>> begin Records supplied
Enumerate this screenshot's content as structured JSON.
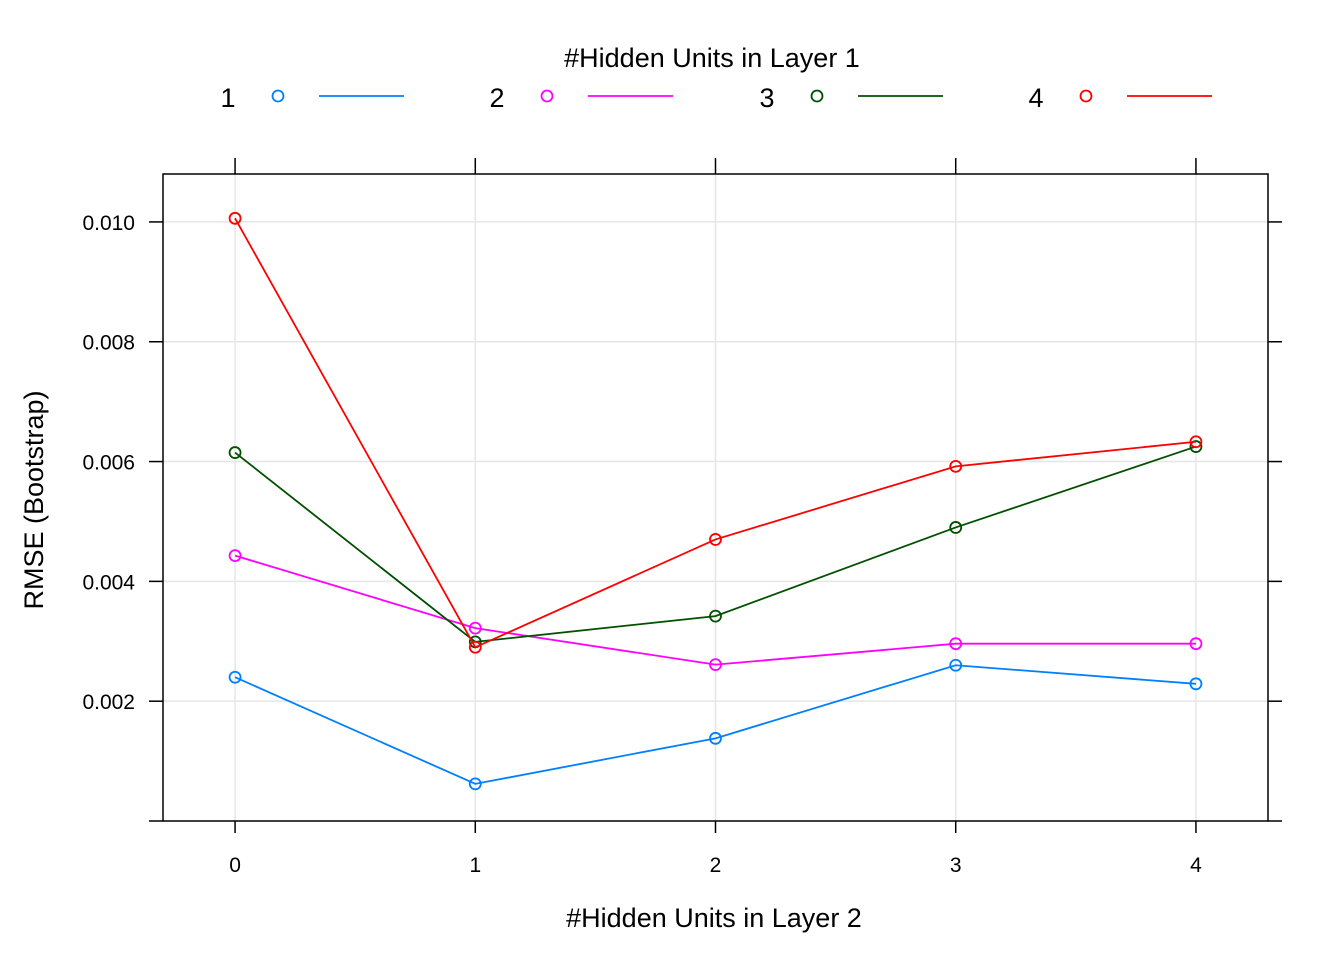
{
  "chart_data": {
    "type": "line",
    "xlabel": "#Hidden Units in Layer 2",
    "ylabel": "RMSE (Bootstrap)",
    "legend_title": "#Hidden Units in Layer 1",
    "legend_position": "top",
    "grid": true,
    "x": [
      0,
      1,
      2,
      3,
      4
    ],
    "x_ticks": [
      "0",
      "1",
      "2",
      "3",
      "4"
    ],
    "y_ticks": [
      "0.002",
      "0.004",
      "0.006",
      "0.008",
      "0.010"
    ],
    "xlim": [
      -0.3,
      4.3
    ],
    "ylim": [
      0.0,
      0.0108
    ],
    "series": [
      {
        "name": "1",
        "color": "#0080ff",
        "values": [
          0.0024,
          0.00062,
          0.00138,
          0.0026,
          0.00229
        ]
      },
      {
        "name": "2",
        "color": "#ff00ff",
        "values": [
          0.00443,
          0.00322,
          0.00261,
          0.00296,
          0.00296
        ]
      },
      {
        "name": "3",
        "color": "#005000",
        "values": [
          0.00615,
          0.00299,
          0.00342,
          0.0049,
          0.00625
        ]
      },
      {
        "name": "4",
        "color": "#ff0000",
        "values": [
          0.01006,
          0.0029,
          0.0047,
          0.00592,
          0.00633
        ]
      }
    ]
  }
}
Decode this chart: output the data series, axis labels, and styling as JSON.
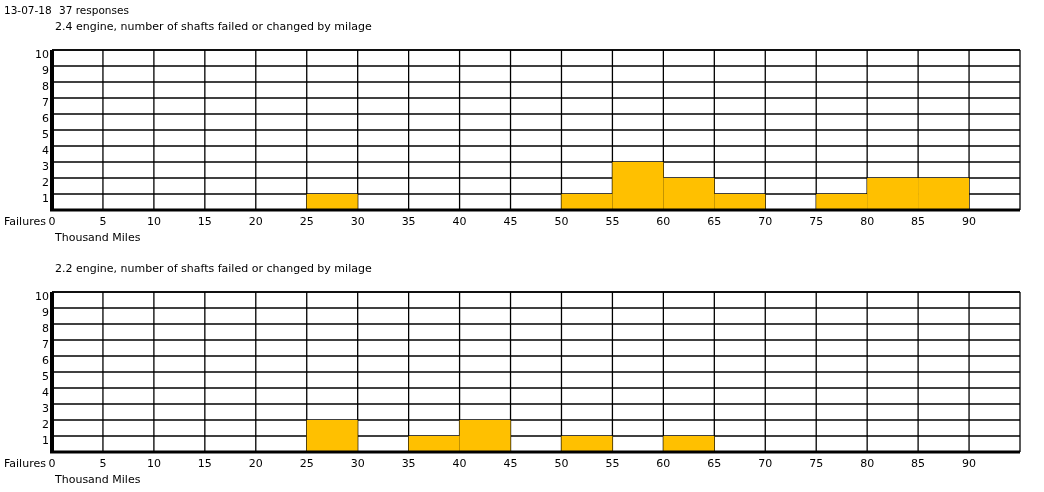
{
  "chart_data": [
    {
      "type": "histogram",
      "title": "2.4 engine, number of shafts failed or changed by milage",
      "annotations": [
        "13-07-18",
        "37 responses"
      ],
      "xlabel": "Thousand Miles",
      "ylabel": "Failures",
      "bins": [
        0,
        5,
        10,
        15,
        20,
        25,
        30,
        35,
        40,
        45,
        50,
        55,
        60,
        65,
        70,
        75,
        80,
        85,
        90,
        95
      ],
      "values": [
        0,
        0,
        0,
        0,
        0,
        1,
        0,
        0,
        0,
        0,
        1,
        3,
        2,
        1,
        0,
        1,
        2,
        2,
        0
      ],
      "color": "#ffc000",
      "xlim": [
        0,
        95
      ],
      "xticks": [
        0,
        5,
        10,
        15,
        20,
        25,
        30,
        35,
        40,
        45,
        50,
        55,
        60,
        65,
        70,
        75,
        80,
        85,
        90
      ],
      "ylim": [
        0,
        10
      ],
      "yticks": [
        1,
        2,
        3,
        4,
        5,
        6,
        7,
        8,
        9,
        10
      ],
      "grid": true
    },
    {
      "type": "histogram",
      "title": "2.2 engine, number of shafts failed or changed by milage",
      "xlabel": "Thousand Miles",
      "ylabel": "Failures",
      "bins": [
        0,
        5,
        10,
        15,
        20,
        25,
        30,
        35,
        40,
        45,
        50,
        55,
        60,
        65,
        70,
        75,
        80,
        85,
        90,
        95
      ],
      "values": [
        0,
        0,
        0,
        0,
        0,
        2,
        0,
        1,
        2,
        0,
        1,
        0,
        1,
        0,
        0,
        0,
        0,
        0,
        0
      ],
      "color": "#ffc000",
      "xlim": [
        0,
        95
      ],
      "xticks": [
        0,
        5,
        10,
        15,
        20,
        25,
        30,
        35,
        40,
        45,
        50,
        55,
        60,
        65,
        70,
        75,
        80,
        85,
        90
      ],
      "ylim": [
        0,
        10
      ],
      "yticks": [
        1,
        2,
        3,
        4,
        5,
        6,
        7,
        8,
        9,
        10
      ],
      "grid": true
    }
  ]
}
>> end Records supplied
◆ Challenge ◆
Reproduce the entries above word for word. Pictures stay out.

◆ Complete output ◆
Enumerate this screenshot's content as structured JSON.
{
  "chart_data": {
    "type": "line",
    "xlabel": "#Hidden Units in Layer 2",
    "ylabel": "RMSE (Bootstrap)",
    "legend_title": "#Hidden Units in Layer 1",
    "legend_position": "top",
    "grid": true,
    "x": [
      0,
      1,
      2,
      3,
      4
    ],
    "x_ticks": [
      "0",
      "1",
      "2",
      "3",
      "4"
    ],
    "y_ticks": [
      "0.002",
      "0.004",
      "0.006",
      "0.008",
      "0.010"
    ],
    "xlim": [
      -0.3,
      4.3
    ],
    "ylim": [
      0.0,
      0.0108
    ],
    "series": [
      {
        "name": "1",
        "color": "#0080ff",
        "values": [
          0.0024,
          0.00062,
          0.00138,
          0.0026,
          0.00229
        ]
      },
      {
        "name": "2",
        "color": "#ff00ff",
        "values": [
          0.00443,
          0.00322,
          0.00261,
          0.00296,
          0.00296
        ]
      },
      {
        "name": "3",
        "color": "#005000",
        "values": [
          0.00615,
          0.00299,
          0.00342,
          0.0049,
          0.00625
        ]
      },
      {
        "name": "4",
        "color": "#ff0000",
        "values": [
          0.01006,
          0.0029,
          0.0047,
          0.00592,
          0.00633
        ]
      }
    ]
  }
}
Decode this chart: output the data series, axis labels, and styling as JSON.
{
  "chart_data": [
    {
      "type": "histogram",
      "title": "2.4 engine, number of shafts failed or changed by milage",
      "annotations": [
        "13-07-18",
        "37 responses"
      ],
      "xlabel": "Thousand Miles",
      "ylabel": "Failures",
      "bins": [
        0,
        5,
        10,
        15,
        20,
        25,
        30,
        35,
        40,
        45,
        50,
        55,
        60,
        65,
        70,
        75,
        80,
        85,
        90,
        95
      ],
      "values": [
        0,
        0,
        0,
        0,
        0,
        1,
        0,
        0,
        0,
        0,
        1,
        3,
        2,
        1,
        0,
        1,
        2,
        2,
        0
      ],
      "color": "#ffc000",
      "xlim": [
        0,
        95
      ],
      "xticks": [
        0,
        5,
        10,
        15,
        20,
        25,
        30,
        35,
        40,
        45,
        50,
        55,
        60,
        65,
        70,
        75,
        80,
        85,
        90
      ],
      "ylim": [
        0,
        10
      ],
      "yticks": [
        1,
        2,
        3,
        4,
        5,
        6,
        7,
        8,
        9,
        10
      ],
      "grid": true
    },
    {
      "type": "histogram",
      "title": "2.2 engine, number of shafts failed or changed by milage",
      "xlabel": "Thousand Miles",
      "ylabel": "Failures",
      "bins": [
        0,
        5,
        10,
        15,
        20,
        25,
        30,
        35,
        40,
        45,
        50,
        55,
        60,
        65,
        70,
        75,
        80,
        85,
        90,
        95
      ],
      "values": [
        0,
        0,
        0,
        0,
        0,
        2,
        0,
        1,
        2,
        0,
        1,
        0,
        1,
        0,
        0,
        0,
        0,
        0,
        0
      ],
      "color": "#ffc000",
      "xlim": [
        0,
        95
      ],
      "xticks": [
        0,
        5,
        10,
        15,
        20,
        25,
        30,
        35,
        40,
        45,
        50,
        55,
        60,
        65,
        70,
        75,
        80,
        85,
        90
      ],
      "ylim": [
        0,
        10
      ],
      "yticks": [
        1,
        2,
        3,
        4,
        5,
        6,
        7,
        8,
        9,
        10
      ],
      "grid": true
    }
  ]
}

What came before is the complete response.